## Work instructions
Below is a listing; reproduce each line of it exactly.

Lines of data:

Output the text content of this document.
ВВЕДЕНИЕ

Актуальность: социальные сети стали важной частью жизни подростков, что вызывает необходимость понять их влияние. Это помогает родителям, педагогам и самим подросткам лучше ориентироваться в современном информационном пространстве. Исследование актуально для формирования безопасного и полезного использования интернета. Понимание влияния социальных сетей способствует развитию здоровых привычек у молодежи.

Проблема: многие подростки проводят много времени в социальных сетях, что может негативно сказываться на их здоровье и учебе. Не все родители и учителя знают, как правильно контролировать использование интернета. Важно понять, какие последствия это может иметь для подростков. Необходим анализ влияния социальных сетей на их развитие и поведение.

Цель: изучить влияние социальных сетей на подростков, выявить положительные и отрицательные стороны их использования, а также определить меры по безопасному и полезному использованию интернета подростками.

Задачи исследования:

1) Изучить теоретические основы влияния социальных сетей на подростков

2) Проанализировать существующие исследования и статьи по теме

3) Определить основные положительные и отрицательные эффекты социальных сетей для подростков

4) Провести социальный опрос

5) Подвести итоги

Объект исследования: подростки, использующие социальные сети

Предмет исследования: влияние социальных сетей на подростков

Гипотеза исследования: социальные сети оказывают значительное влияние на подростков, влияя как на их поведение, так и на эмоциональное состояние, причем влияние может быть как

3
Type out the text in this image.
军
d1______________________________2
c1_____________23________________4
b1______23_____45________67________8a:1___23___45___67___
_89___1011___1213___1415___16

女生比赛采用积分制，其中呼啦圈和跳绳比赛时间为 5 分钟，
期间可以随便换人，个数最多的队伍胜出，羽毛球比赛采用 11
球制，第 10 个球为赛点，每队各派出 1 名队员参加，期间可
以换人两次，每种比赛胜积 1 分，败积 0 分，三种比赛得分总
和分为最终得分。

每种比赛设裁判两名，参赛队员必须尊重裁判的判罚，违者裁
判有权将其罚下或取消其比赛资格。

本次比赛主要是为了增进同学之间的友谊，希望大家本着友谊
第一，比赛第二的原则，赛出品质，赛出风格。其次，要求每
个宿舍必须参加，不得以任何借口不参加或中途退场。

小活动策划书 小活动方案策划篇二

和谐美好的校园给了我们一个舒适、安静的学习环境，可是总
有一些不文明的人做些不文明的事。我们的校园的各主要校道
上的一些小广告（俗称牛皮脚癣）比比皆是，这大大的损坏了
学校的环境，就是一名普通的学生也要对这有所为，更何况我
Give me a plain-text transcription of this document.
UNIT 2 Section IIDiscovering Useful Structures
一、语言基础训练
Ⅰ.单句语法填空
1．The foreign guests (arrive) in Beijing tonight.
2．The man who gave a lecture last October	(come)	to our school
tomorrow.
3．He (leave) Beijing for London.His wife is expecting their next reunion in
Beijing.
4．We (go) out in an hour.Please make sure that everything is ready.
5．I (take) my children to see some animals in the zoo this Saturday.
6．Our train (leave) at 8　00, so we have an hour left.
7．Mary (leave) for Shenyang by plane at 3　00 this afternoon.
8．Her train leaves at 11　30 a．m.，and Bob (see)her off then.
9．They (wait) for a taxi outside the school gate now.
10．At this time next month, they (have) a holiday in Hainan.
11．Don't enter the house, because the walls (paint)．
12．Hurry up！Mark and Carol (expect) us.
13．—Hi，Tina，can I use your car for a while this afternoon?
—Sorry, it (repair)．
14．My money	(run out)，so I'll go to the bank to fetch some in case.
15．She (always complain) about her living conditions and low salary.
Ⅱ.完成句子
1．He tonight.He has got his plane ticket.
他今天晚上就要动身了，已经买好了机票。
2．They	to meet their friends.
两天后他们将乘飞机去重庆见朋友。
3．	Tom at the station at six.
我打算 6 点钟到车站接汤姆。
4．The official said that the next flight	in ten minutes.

## Correct output
Output the text content of this document.
ВВЕДЕНИЕ

Актуальность: социальные сети стали важной частью жизни подростков, что вызывает необходимость понять их влияние. Это помогает родителям, педагогам и самим подросткам лучше ориентироваться в современном информационном пространстве. Исследование актуально для формирования безопасного и полезного использования интернета. Понимание влияния социальных сетей способствует развитию здоровых привычек у молодежи.

Проблема: многие подростки проводят много времени в социальных сетях, что может негативно сказываться на их здоровье и учебе. Не все родители и учителя знают, как правильно контролировать использование интернета. Важно понять, какие последствия это может иметь для подростков. Необходим анализ влияния социальных сетей на их развитие и поведение.

Цель: изучить влияние социальных сетей на подростков, выявить положительные и отрицательные стороны их использования, а также определить меры по безопасному и полезному использованию интернета подростками.

Задачи исследования:

1) Изучить теоретические основы влияния социальных сетей на подростков

2) Проанализировать существующие исследования и статьи по теме

3) Определить основные положительные и отрицательные эффекты социальных сетей для подростков

4) Провести социальный опрос

5) Подвести итоги

Объект исследования: подростки, использующие социальные сети

Предмет исследования: влияние социальных сетей на подростков

Гипотеза исследования: социальные сети оказывают значительное влияние на подростков, влияя как на их поведение, так и на эмоциональное состояние, причем влияние может быть как

3
Type out the text in this image.
军
d1______________________________2
c1_____________23________________4
b1______23_____45________67________8a:1___23___45___67___
_89___1011___1213___1415___16

女生比赛采用积分制，其中呼啦圈和跳绳比赛时间为 5 分钟，
期间可以随便换人，个数最多的队伍胜出，羽毛球比赛采用 11
球制，第 10 个球为赛点，每队各派出 1 名队员参加，期间可
以换人两次，每种比赛胜积 1 分，败积 0 分，三种比赛得分总
和分为最终得分。

每种比赛设裁判两名，参赛队员必须尊重裁判的判罚，违者裁
判有权将其罚下或取消其比赛资格。

本次比赛主要是为了增进同学之间的友谊，希望大家本着友谊
第一，比赛第二的原则，赛出品质，赛出风格。其次，要求每
个宿舍必须参加，不得以任何借口不参加或中途退场。

小活动策划书 小活动方案策划篇二

和谐美好的校园给了我们一个舒适、安静的学习环境，可是总
有一些不文明的人做些不文明的事。我们的校园的各主要校道
上的一些小广告（俗称牛皮脚癣）比比皆是，这大大的损坏了
学校的环境，就是一名普通的学生也要对这有所为，更何况我
Give me a plain-text transcription of this document.
UNIT 2 Section IIDiscovering Useful Structures
一、语言基础训练
Ⅰ.单句语法填空
1．The foreign guests (arrive) in Beijing tonight.
2．The man who gave a lecture last October	(come)	to our school
tomorrow.
3．He (leave) Beijing for London.His wife is expecting their next reunion in
Beijing.
4．We (go) out in an hour.Please make sure that everything is ready.
5．I (take) my children to see some animals in the zoo this Saturday.
6．Our train (leave) at 8　00, so we have an hour left.
7．Mary (leave) for Shenyang by plane at 3　00 this afternoon.
8．Her train leaves at 11　30 a．m.，and Bob (see)her off then.
9．They (wait) for a taxi outside the school gate now.
10．At this time next month, they (have) a holiday in Hainan.
11．Don't enter the house, because the walls (paint)．
12．Hurry up！Mark and Carol (expect) us.
13．—Hi，Tina，can I use your car for a while this afternoon?
—Sorry, it (repair)．
14．My money	(run out)，so I'll go to the bank to fetch some in case.
15．She (always complain) about her living conditions and low salary.
Ⅱ.完成句子
1．He tonight.He has got his plane ticket.
他今天晚上就要动身了，已经买好了机票。
2．They	to meet their friends.
两天后他们将乘飞机去重庆见朋友。
3．	Tom at the station at six.
我打算 6 点钟到车站接汤姆。
4．The official said that the next flight	in ten minutes.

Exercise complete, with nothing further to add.